→ WRITTEN TASK
Using the listing below, please gather every line containing the word "JSON".

Entries from a dataset
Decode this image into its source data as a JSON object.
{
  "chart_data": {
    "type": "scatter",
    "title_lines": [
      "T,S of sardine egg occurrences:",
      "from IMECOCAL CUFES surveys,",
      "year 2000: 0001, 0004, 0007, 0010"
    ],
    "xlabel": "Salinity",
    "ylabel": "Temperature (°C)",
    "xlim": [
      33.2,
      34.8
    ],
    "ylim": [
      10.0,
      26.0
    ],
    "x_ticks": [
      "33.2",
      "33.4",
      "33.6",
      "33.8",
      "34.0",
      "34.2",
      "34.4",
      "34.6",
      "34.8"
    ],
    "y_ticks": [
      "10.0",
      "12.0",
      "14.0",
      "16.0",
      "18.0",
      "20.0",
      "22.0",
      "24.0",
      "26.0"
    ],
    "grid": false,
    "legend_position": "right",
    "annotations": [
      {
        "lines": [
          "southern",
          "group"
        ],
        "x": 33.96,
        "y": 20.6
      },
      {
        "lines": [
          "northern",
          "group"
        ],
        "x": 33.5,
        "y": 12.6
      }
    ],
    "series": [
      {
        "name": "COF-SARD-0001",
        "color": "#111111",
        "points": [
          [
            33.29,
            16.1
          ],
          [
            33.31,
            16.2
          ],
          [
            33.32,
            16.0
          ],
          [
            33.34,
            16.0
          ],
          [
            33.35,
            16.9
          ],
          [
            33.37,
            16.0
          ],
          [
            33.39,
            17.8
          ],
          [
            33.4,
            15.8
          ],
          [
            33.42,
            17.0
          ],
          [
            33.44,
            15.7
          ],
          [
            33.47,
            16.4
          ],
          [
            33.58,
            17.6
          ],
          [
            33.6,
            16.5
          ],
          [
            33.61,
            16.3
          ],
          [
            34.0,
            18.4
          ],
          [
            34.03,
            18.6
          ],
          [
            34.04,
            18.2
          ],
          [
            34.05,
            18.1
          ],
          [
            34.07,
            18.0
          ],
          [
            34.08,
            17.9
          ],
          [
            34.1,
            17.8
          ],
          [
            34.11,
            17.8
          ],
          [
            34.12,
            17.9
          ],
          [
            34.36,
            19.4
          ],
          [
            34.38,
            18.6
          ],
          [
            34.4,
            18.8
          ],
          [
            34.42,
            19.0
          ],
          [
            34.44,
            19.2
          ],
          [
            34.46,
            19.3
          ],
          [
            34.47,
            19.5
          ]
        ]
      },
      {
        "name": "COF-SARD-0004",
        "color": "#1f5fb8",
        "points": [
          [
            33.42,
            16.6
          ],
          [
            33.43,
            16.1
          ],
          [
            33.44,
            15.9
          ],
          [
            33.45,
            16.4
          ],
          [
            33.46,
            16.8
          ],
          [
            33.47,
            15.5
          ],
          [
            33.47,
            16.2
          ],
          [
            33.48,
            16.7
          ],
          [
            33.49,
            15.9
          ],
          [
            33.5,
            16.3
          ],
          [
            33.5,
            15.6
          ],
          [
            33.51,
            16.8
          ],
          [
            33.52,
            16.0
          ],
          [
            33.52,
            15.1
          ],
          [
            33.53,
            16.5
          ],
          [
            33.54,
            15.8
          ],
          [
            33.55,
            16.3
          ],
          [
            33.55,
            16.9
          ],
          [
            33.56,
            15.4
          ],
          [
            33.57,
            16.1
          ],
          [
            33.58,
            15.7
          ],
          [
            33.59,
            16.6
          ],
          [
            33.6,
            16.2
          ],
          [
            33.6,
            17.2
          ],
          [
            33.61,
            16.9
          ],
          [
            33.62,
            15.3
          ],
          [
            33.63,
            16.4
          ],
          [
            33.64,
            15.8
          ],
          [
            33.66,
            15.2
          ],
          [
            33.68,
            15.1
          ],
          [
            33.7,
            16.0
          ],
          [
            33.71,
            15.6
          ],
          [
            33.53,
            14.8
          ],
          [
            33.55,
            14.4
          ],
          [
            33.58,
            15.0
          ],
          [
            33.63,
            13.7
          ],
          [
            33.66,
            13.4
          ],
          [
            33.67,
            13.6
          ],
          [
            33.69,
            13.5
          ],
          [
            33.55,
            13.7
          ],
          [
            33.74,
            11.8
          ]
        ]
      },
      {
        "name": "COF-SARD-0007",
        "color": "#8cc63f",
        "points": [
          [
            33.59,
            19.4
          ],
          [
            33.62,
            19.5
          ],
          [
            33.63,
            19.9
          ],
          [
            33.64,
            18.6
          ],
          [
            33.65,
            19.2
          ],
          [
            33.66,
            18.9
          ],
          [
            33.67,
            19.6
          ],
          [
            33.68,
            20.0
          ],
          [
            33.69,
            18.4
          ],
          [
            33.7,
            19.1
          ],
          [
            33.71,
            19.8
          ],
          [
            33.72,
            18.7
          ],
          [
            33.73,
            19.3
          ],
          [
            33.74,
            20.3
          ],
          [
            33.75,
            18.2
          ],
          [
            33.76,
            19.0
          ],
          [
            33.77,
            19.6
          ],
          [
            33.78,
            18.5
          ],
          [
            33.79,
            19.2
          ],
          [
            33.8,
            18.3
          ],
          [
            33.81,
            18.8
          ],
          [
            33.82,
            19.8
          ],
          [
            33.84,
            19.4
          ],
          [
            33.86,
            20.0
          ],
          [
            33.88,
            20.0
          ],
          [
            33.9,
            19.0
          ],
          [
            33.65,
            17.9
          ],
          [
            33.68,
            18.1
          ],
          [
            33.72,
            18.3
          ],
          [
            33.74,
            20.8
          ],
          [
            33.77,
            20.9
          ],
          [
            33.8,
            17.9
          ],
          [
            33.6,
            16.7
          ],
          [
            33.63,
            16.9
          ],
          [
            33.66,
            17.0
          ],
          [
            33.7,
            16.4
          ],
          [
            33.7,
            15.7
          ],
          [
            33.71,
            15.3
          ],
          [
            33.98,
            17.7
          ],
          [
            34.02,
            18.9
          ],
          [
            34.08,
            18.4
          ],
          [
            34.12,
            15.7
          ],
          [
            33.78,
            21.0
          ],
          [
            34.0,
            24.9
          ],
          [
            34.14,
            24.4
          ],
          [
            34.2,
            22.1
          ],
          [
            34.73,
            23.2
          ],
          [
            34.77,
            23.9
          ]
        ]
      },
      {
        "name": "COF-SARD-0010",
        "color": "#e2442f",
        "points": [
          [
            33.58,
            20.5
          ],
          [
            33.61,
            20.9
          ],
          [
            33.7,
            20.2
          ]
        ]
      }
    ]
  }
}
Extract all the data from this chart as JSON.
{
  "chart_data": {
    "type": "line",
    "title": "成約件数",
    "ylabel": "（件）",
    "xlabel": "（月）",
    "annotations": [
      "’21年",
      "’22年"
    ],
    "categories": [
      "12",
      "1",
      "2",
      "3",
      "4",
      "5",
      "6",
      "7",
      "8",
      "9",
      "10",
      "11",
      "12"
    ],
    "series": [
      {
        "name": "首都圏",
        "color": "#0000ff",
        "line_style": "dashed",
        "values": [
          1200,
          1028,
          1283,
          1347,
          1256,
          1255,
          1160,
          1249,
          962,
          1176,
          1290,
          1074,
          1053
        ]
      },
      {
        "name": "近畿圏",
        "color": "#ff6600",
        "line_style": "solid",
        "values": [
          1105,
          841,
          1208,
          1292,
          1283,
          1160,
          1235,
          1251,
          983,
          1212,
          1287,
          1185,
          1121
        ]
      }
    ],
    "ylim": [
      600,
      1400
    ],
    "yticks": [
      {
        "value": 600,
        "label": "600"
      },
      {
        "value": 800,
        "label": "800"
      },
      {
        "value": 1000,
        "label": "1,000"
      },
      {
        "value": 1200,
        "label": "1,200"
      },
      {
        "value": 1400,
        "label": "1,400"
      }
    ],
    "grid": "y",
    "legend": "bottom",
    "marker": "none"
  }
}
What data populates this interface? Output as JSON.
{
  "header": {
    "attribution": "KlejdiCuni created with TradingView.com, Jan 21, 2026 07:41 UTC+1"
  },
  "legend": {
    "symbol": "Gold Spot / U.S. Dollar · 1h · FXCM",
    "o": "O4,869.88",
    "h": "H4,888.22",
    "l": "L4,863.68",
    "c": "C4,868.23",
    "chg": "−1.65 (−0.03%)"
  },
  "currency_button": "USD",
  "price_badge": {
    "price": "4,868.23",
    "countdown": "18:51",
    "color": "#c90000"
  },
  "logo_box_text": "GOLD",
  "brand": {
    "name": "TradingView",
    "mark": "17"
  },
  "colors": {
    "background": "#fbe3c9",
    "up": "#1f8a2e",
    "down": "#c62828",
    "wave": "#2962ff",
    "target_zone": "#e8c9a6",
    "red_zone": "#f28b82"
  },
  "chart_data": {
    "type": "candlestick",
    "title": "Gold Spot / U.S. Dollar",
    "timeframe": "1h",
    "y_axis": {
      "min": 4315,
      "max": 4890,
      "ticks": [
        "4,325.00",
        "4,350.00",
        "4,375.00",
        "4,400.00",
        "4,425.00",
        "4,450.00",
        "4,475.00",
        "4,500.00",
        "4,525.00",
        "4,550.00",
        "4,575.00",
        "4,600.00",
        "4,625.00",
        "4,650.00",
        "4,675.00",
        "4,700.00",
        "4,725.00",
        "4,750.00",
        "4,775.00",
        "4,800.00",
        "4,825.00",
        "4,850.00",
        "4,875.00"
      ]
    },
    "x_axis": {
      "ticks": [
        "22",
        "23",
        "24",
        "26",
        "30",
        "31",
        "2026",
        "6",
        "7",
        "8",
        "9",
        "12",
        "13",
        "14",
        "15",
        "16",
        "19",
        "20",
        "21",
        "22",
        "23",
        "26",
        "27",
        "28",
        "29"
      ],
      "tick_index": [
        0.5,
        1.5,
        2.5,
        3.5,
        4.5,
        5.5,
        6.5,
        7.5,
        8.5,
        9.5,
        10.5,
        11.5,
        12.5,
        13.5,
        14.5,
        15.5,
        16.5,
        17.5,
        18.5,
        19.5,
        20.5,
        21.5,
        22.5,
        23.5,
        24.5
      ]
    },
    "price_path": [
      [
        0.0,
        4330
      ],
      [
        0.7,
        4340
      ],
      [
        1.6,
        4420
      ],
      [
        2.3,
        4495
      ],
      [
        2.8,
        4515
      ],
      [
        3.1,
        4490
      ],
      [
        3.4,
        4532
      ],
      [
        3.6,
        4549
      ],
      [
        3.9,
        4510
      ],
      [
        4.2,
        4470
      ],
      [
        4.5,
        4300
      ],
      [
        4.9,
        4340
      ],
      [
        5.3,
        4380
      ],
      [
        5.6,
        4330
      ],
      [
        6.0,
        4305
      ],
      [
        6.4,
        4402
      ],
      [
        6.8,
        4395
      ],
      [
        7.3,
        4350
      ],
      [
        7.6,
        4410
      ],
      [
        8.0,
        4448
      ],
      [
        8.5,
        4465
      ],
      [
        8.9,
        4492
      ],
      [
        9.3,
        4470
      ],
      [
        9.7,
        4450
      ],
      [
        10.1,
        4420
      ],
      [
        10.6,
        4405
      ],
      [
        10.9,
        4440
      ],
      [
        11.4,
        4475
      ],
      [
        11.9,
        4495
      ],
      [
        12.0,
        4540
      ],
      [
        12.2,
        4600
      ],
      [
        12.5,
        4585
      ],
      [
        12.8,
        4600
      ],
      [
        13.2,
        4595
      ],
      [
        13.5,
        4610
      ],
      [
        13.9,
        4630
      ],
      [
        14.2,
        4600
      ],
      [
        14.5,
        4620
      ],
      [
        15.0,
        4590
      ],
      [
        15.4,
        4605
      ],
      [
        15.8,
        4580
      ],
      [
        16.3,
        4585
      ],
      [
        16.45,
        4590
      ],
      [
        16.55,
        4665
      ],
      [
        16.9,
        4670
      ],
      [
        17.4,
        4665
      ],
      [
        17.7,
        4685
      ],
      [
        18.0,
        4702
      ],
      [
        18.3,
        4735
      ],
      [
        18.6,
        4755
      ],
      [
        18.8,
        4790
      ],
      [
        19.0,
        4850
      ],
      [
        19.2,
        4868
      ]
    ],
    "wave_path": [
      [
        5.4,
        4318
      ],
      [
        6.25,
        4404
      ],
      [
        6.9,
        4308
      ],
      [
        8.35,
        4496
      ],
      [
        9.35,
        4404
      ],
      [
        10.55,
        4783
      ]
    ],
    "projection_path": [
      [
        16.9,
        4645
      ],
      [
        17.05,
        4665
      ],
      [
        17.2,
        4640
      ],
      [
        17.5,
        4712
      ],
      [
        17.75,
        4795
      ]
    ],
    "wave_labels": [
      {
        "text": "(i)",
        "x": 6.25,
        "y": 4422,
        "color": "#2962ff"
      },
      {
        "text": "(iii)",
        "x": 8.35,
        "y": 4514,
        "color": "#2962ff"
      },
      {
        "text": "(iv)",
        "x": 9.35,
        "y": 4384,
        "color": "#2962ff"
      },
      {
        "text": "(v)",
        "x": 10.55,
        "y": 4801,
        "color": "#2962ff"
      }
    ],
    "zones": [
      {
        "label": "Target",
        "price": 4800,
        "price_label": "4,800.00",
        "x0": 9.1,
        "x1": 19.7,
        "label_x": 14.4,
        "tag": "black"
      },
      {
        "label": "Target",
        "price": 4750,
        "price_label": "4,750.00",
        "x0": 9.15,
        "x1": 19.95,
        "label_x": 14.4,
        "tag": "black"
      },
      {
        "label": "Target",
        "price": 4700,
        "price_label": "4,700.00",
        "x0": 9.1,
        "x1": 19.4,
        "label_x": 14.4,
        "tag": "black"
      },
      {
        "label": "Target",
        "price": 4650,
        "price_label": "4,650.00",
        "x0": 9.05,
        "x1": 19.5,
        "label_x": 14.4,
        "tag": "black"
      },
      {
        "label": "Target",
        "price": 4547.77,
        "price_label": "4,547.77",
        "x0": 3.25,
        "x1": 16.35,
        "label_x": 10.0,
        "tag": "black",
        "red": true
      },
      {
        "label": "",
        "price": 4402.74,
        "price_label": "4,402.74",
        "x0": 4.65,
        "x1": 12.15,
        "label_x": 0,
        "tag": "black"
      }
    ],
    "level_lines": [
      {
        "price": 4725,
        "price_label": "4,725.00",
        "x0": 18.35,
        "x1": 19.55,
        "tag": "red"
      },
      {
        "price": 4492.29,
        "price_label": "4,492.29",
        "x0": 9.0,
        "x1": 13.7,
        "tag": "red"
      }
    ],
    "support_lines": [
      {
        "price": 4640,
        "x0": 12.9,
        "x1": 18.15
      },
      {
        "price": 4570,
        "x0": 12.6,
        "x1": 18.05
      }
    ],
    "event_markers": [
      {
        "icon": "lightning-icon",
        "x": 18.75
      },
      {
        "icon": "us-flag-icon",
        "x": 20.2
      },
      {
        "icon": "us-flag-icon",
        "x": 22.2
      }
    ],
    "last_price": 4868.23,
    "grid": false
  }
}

→ COMPLETE RESPONSE
Decode this image into its source data as a JSON object.
Extract all the data from this chart as JSON.
What data populates this interface? Output as JSON.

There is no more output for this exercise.